**Items from a dataset**
--------------------------------------------------

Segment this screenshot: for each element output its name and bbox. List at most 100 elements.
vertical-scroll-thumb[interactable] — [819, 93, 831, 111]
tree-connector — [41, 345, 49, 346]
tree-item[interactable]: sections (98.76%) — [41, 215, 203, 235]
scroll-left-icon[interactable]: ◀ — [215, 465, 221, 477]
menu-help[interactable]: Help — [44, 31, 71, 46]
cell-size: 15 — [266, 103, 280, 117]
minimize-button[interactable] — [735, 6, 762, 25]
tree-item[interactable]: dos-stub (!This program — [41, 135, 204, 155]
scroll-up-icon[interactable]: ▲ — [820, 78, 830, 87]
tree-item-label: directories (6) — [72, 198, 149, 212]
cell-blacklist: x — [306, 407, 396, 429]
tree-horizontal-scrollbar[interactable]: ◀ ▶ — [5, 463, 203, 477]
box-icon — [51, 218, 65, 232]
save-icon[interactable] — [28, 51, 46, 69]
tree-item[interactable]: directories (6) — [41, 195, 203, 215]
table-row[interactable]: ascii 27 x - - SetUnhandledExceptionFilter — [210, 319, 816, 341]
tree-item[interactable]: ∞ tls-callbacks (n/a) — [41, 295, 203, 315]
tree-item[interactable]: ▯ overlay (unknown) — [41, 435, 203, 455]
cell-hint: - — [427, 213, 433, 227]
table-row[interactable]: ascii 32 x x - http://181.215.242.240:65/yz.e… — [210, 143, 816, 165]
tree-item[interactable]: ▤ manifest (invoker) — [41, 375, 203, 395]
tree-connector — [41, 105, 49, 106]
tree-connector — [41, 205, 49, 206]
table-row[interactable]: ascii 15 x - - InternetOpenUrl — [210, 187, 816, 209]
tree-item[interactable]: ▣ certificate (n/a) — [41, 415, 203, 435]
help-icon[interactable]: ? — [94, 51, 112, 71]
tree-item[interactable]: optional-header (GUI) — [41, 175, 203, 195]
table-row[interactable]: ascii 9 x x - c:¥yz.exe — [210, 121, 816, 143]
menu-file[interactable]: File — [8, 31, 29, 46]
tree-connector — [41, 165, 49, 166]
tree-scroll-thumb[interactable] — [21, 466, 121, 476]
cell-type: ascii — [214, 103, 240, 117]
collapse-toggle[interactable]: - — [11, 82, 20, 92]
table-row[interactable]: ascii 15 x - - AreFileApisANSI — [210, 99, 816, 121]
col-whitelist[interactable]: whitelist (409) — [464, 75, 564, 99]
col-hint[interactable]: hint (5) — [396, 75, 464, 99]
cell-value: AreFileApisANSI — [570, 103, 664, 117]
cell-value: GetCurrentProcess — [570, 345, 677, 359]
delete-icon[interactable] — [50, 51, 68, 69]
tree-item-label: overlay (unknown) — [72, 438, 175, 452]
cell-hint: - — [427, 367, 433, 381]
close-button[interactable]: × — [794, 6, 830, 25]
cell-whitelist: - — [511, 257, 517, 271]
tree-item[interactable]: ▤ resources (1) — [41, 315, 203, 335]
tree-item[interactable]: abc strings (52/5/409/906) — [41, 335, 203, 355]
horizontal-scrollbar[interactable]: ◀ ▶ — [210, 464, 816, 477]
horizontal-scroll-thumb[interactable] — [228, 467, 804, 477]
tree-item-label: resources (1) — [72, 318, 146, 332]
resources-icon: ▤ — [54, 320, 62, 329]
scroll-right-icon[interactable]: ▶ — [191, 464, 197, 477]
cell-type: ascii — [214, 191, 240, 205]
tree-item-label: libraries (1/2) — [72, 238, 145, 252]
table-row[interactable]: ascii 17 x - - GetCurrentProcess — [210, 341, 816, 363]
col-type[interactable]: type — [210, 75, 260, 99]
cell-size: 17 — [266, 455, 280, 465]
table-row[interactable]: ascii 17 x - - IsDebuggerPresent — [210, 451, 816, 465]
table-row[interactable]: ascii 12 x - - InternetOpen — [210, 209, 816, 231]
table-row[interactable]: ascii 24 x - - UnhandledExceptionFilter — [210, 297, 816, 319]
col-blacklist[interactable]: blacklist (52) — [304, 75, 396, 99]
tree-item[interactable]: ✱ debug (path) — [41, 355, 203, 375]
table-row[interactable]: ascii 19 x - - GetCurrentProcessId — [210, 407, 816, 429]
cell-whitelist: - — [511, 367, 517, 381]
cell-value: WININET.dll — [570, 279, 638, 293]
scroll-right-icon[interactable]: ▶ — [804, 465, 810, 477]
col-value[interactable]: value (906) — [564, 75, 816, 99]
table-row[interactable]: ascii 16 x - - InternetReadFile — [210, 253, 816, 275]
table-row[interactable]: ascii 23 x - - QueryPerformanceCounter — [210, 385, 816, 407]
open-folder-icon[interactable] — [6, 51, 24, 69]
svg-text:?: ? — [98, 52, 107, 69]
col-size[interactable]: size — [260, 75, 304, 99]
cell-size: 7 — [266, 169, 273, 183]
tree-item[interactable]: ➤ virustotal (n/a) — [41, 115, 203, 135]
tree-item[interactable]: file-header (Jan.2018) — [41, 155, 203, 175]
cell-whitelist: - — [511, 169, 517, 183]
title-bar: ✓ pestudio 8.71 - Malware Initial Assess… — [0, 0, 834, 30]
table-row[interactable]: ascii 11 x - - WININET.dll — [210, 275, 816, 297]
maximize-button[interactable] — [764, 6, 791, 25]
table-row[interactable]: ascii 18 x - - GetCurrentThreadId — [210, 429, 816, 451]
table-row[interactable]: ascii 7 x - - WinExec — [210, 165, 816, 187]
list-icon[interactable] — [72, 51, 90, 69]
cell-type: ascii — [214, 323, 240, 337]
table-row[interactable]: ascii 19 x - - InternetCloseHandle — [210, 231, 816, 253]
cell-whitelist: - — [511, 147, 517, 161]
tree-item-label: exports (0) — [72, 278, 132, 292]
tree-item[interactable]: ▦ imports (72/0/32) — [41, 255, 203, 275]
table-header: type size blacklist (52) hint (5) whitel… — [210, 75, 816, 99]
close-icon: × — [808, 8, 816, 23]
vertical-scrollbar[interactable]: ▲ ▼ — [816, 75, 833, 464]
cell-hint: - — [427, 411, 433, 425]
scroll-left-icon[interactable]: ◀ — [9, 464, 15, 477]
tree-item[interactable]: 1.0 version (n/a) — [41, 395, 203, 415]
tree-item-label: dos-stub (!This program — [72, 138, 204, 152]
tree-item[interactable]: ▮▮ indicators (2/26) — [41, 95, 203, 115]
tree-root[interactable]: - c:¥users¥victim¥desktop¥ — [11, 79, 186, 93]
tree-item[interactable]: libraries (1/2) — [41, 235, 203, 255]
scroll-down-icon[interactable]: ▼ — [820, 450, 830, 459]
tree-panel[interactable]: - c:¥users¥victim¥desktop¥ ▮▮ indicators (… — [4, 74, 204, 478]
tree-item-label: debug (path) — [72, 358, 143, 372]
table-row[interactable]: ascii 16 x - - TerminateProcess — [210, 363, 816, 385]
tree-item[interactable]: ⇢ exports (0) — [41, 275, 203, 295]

--------------------------------------------------

**WHAT IS EXPECTED**
Every line above in which the word "connector" occurs is to be copied.

**ANSWER SECTION**
tree-connector — [41, 345, 49, 346]
tree-connector — [41, 105, 49, 106]
tree-connector — [41, 205, 49, 206]
tree-connector — [41, 165, 49, 166]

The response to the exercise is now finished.